**Task:** Reproduce all of the material word for word.

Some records
***

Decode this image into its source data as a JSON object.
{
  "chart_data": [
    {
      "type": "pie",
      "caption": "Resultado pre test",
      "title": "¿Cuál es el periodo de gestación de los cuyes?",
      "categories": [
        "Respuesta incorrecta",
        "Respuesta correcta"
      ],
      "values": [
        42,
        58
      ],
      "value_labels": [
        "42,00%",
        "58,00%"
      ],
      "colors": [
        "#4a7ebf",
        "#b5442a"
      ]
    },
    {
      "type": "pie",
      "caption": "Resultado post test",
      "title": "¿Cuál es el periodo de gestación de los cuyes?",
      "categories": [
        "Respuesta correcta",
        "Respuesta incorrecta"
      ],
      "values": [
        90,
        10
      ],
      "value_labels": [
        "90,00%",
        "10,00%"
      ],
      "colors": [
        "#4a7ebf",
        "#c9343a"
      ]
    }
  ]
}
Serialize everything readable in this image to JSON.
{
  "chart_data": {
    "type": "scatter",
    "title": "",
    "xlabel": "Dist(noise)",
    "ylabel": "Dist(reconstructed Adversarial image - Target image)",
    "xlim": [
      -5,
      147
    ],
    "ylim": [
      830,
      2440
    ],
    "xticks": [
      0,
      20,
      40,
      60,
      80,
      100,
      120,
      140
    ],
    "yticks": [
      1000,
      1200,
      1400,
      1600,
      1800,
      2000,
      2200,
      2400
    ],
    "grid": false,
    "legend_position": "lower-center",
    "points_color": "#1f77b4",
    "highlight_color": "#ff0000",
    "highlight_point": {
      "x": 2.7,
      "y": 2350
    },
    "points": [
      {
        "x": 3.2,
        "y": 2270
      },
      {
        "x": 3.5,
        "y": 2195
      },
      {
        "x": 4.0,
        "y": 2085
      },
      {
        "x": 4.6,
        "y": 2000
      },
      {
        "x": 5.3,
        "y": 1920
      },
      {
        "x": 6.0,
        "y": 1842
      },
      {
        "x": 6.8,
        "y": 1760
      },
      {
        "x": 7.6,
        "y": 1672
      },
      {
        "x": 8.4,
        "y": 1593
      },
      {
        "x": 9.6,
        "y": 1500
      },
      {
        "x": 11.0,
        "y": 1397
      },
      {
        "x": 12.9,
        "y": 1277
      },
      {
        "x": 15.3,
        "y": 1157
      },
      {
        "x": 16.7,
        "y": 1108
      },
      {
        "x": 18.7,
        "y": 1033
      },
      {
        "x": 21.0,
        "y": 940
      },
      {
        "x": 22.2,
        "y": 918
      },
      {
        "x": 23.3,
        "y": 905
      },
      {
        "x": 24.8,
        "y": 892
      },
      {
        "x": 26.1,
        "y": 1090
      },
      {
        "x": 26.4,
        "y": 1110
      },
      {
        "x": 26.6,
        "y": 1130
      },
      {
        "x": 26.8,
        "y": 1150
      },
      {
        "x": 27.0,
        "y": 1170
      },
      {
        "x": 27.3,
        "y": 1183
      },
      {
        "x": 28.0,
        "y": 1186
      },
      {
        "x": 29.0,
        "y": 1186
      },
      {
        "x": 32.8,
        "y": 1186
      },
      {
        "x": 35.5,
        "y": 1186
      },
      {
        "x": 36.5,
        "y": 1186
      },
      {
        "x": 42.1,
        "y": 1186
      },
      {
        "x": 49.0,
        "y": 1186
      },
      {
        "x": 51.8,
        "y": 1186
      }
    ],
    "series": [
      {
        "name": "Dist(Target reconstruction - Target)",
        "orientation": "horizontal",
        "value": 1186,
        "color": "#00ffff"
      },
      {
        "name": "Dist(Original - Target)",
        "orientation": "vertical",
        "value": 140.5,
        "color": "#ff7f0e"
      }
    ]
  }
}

***

**Exercise response:**
Decode this image into its source data as a JSON object.
{
  "chart_data": [
    {
      "type": "pie",
      "caption": "Resultado pre test",
      "title": "¿Cuál es el periodo de gestación de los cuyes?",
      "categories": [
        "Respuesta incorrecta",
        "Respuesta correcta"
      ],
      "values": [
        42,
        58
      ],
      "value_labels": [
        "42,00%",
        "58,00%"
      ],
      "colors": [
        "#4a7ebf",
        "#b5442a"
      ]
    },
    {
      "type": "pie",
      "caption": "Resultado post test",
      "title": "¿Cuál es el periodo de gestación de los cuyes?",
      "categories": [
        "Respuesta correcta",
        "Respuesta incorrecta"
      ],
      "values": [
        90,
        10
      ],
      "value_labels": [
        "90,00%",
        "10,00%"
      ],
      "colors": [
        "#4a7ebf",
        "#c9343a"
      ]
    }
  ]
}
Serialize everything readable in this image to JSON.
{
  "chart_data": {
    "type": "scatter",
    "title": "",
    "xlabel": "Dist(noise)",
    "ylabel": "Dist(reconstructed Adversarial image - Target image)",
    "xlim": [
      -5,
      147
    ],
    "ylim": [
      830,
      2440
    ],
    "xticks": [
      0,
      20,
      40,
      60,
      80,
      100,
      120,
      140
    ],
    "yticks": [
      1000,
      1200,
      1400,
      1600,
      1800,
      2000,
      2200,
      2400
    ],
    "grid": false,
    "legend_position": "lower-center",
    "points_color": "#1f77b4",
    "highlight_color": "#ff0000",
    "highlight_point": {
      "x": 2.7,
      "y": 2350
    },
    "points": [
      {
        "x": 3.2,
        "y": 2270
      },
      {
        "x": 3.5,
        "y": 2195
      },
      {
        "x": 4.0,
        "y": 2085
      },
      {
        "x": 4.6,
        "y": 2000
      },
      {
        "x": 5.3,
        "y": 1920
      },
      {
        "x": 6.0,
        "y": 1842
      },
      {
        "x": 6.8,
        "y": 1760
      },
      {
        "x": 7.6,
        "y": 1672
      },
      {
        "x": 8.4,
        "y": 1593
      },
      {
        "x": 9.6,
        "y": 1500
      },
      {
        "x": 11.0,
        "y": 1397
      },
      {
        "x": 12.9,
        "y": 1277
      },
      {
        "x": 15.3,
        "y": 1157
      },
      {
        "x": 16.7,
        "y": 1108
      },
      {
        "x": 18.7,
        "y": 1033
      },
      {
        "x": 21.0,
        "y": 940
      },
      {
        "x": 22.2,
        "y": 918
      },
      {
        "x": 23.3,
        "y": 905
      },
      {
        "x": 24.8,
        "y": 892
      },
      {
        "x": 26.1,
        "y": 1090
      },
      {
        "x": 26.4,
        "y": 1110
      },
      {
        "x": 26.6,
        "y": 1130
      },
      {
        "x": 26.8,
        "y": 1150
      },
      {
        "x": 27.0,
        "y": 1170
      },
      {
        "x": 27.3,
        "y": 1183
      },
      {
        "x": 28.0,
        "y": 1186
      },
      {
        "x": 29.0,
        "y": 1186
      },
      {
        "x": 32.8,
        "y": 1186
      },
      {
        "x": 35.5,
        "y": 1186
      },
      {
        "x": 36.5,
        "y": 1186
      },
      {
        "x": 42.1,
        "y": 1186
      },
      {
        "x": 49.0,
        "y": 1186
      },
      {
        "x": 51.8,
        "y": 1186
      }
    ],
    "series": [
      {
        "name": "Dist(Target reconstruction - Target)",
        "orientation": "horizontal",
        "value": 1186,
        "color": "#00ffff"
      },
      {
        "name": "Dist(Original - Target)",
        "orientation": "vertical",
        "value": 140.5,
        "color": "#ff7f0e"
      }
    ]
  }
}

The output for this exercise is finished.